TASK REQUIREMENTS:
Output the records exactly as they appear, with no pictures included.

DATA SUPPLIED:

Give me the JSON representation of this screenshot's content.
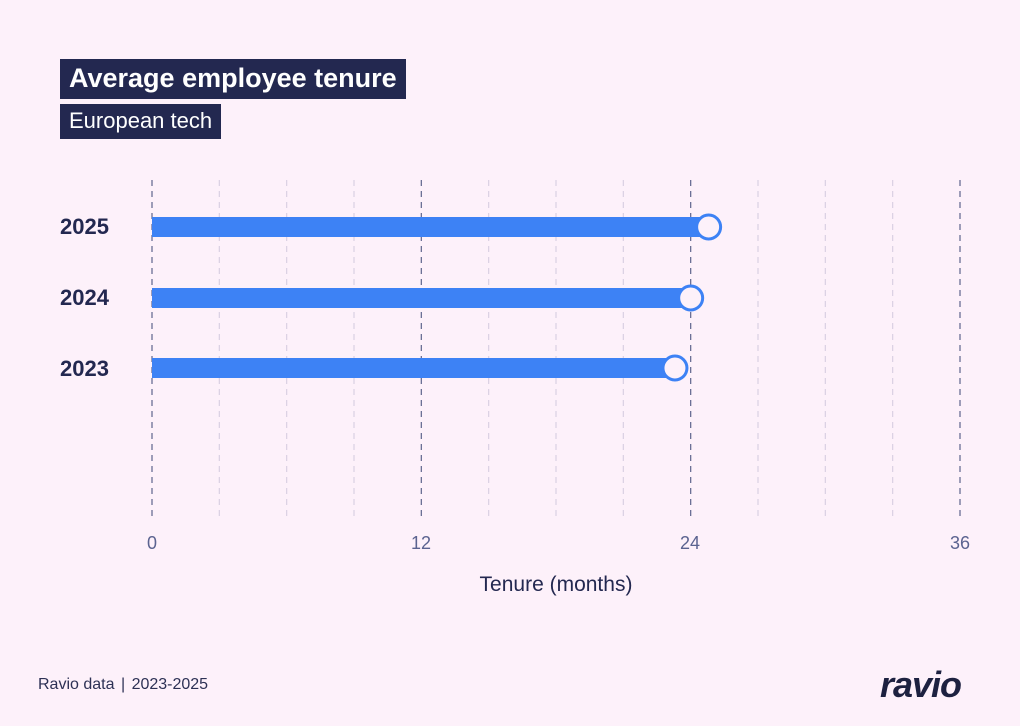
{
  "header": {
    "title": "Average employee tenure",
    "subtitle": "European tech"
  },
  "footer": {
    "source": "Ravio data",
    "separator": "|",
    "period": "2023-2025",
    "logo": "ravio"
  },
  "colors": {
    "background": "#fdf1fa",
    "bar": "#3d82f5",
    "marker_fill": "#fdf1fa",
    "navy": "#232850",
    "grid_major": "#6a6f95",
    "grid_minor": "#d9d0e3"
  },
  "chart_data": {
    "type": "bar",
    "orientation": "horizontal",
    "style": "lollipop",
    "title": "Average employee tenure",
    "subtitle": "European tech",
    "categories": [
      "2025",
      "2024",
      "2023"
    ],
    "values": [
      24.8,
      24.0,
      23.3
    ],
    "xlabel": "Tenure (months)",
    "ylabel": "",
    "xlim": [
      0,
      36
    ],
    "xticks": [
      "0",
      "12",
      "24",
      "36"
    ],
    "minor_grid_step": 3,
    "grid": true,
    "legend": "none"
  }
}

THE SOLUTION:
Give me the JSON representation of this screenshot's content.
{
  "header": {
    "title": "Average employee tenure",
    "subtitle": "European tech"
  },
  "footer": {
    "source": "Ravio data",
    "separator": "|",
    "period": "2023-2025",
    "logo": "ravio"
  },
  "colors": {
    "background": "#fdf1fa",
    "bar": "#3d82f5",
    "marker_fill": "#fdf1fa",
    "navy": "#232850",
    "grid_major": "#6a6f95",
    "grid_minor": "#d9d0e3"
  },
  "chart_data": {
    "type": "bar",
    "orientation": "horizontal",
    "style": "lollipop",
    "title": "Average employee tenure",
    "subtitle": "European tech",
    "categories": [
      "2025",
      "2024",
      "2023"
    ],
    "values": [
      24.8,
      24.0,
      23.3
    ],
    "xlabel": "Tenure (months)",
    "ylabel": "",
    "xlim": [
      0,
      36
    ],
    "xticks": [
      "0",
      "12",
      "24",
      "36"
    ],
    "minor_grid_step": 3,
    "grid": true,
    "legend": "none"
  }
}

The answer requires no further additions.